**Texto para ler**
Há um orador que apresenta uma tese para uma plateia. Nada de estranho para quem se prepara para acabar um doutoramento na área das ciências. As ferramentas que tem à disposição são uma tela branca e um marcador. Tudo normal até aqui. Tem dez minutos para concluir a apresentação e 20 para responder a questões. Faz parte do trabalho defender a exposição. O cenário é o auditório de uma faculdade, com certeza. Errado. Tudo isto se passa todas as últimas quintas-feiras do mês, às 21h30, no Pinguim Café, um dos bares mais antigos da cidade, e esta é a terceira edição do PubhD Porto, iniciativa que nasceu em 2014 em Nottingham, Inglaterra.

Na noite em que o PÚBLICO foi conhecer o evento, os lugares sentados da cave do bar que fica no 65 da Rua de Belomonte, onde há 30 anos também se realizam, todas as segundas-feiras, as noites de poesia, estão todos ocupados. Estão cerca de 40 pessoas, algumas de pé. Como acontece todos os meses, há três oradores. Apresentam-se as sinergias entre a astronomia e a engenharia, fica-se a conhecer uma nova aplicação para a prevenção do cancro e a saber como se detectam e caracterizam planetas extra--solares. Tudo isto num ambiente descontraído de um bar, enquanto se toma uma café ou se bebe um copo.

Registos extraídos
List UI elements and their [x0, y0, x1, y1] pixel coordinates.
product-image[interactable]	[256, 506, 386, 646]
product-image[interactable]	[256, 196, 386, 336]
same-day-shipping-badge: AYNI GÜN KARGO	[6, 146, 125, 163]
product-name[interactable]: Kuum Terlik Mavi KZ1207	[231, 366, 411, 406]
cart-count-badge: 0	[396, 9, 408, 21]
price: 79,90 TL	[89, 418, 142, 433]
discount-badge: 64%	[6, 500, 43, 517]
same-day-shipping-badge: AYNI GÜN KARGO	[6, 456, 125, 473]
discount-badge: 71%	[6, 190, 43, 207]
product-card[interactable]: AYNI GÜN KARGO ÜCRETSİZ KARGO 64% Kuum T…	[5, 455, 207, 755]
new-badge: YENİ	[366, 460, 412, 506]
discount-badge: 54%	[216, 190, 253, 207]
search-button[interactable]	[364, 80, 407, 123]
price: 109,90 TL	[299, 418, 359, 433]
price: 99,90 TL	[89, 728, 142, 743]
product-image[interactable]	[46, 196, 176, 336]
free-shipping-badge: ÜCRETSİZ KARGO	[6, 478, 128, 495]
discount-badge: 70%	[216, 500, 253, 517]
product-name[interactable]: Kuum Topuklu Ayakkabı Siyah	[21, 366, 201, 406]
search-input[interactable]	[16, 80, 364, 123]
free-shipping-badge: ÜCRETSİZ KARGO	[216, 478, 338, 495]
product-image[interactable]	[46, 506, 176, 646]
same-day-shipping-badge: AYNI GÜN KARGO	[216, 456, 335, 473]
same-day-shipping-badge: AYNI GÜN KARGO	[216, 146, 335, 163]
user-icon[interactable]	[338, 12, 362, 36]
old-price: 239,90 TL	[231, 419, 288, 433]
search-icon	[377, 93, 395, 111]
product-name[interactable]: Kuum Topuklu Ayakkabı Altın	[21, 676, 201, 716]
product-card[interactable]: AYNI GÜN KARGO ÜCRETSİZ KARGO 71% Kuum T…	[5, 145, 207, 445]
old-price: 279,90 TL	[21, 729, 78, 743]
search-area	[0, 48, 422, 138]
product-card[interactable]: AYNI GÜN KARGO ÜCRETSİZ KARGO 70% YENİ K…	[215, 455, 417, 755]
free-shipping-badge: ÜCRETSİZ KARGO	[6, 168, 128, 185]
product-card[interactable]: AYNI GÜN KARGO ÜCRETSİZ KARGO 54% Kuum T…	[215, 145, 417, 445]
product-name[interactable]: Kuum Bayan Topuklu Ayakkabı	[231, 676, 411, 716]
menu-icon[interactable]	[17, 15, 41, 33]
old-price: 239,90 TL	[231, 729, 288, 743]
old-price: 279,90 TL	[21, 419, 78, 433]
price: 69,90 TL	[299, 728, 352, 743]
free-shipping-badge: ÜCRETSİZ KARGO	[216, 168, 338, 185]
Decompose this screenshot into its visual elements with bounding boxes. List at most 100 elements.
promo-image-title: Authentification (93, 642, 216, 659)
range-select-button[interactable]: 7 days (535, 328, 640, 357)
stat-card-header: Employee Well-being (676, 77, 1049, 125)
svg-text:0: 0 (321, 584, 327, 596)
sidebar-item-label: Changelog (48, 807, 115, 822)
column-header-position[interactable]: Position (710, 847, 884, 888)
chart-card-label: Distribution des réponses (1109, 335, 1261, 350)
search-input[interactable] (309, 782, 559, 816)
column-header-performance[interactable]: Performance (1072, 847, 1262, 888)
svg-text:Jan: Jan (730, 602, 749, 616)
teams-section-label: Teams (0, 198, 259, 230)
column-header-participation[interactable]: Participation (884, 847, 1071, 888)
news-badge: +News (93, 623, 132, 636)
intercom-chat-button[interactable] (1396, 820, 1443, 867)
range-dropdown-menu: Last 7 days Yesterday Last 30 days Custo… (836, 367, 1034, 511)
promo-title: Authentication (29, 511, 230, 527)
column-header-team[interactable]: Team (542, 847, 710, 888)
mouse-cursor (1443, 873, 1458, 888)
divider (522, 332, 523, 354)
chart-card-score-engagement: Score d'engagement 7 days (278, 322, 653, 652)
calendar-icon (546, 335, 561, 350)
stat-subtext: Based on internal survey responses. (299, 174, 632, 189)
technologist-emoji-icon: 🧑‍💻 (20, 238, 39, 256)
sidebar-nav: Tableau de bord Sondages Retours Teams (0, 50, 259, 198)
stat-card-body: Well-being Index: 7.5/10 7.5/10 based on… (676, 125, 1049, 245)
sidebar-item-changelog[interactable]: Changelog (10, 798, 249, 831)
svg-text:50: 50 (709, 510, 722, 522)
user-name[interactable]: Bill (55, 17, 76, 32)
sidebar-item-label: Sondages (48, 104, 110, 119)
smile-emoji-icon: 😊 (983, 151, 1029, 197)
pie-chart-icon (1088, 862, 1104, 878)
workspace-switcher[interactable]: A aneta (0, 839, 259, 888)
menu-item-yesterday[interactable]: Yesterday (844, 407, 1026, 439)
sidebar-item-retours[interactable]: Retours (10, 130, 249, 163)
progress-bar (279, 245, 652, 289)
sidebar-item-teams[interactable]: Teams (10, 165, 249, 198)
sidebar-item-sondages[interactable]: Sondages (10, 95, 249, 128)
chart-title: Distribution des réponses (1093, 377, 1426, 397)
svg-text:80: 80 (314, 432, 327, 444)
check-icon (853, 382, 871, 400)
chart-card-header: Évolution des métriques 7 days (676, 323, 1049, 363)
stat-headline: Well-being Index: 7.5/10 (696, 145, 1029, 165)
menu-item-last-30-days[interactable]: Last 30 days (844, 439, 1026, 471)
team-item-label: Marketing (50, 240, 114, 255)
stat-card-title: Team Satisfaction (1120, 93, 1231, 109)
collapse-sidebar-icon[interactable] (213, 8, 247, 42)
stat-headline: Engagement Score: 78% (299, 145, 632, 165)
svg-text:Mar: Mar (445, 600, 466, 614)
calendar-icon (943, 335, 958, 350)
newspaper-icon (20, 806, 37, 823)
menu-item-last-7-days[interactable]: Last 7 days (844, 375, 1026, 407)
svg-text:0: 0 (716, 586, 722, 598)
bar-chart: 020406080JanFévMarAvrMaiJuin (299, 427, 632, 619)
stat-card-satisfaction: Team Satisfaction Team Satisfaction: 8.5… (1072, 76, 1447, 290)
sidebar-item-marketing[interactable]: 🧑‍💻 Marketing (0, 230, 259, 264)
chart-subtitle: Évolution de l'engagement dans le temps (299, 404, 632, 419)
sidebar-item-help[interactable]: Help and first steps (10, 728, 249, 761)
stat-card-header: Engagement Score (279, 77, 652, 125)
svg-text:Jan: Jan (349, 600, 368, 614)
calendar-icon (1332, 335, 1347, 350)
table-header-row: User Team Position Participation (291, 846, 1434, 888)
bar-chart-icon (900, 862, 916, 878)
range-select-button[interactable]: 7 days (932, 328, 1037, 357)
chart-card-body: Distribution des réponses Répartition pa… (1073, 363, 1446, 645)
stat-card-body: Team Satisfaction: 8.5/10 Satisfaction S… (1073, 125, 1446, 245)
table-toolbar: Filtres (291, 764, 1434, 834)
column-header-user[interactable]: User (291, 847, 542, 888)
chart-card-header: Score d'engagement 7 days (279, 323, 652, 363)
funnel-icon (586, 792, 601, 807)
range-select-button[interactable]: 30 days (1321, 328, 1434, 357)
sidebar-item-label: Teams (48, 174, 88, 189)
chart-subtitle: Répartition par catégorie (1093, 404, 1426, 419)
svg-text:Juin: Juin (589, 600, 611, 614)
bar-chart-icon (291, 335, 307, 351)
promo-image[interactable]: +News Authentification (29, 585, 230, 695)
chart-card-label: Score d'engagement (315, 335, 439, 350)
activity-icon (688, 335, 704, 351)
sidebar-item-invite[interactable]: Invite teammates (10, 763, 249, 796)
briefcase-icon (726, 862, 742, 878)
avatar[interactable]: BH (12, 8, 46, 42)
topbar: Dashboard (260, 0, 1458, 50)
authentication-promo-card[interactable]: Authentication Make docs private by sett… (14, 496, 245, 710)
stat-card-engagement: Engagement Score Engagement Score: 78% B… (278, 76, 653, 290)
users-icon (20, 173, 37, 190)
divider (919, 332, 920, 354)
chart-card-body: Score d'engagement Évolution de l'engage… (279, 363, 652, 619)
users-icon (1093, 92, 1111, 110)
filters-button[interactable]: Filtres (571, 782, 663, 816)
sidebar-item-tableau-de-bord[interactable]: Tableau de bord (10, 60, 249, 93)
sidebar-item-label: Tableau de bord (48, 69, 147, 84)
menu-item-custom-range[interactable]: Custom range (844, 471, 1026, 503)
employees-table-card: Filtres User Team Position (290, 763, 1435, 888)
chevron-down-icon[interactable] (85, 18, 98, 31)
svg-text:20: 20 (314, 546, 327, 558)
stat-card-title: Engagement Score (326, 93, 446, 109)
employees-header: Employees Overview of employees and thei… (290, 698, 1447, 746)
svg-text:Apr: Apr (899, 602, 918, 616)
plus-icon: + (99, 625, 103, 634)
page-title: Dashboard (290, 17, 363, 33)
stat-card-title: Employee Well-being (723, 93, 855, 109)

**Lista de tarefas**
1. Enumera os temas abordados pelos três oradores na noite em que o PÚBLICO foi conhecer o evento, segundo o texto sobre o PubhD Porto.
2. No texto sobre o PubhD Porto, onde e em que ano nasceu a iniciativa PubhD?
Os registos não têm qualquer papel aqui.

**Resultados por ordem**
1.
- As sinergias entre a astronomia e a engenharia
- Uma nova aplicação para a prevenção do cancro
- Como se detectam e caracterizam planetas extra-solares

2. Em Nottingham, Inglaterra, em 2014.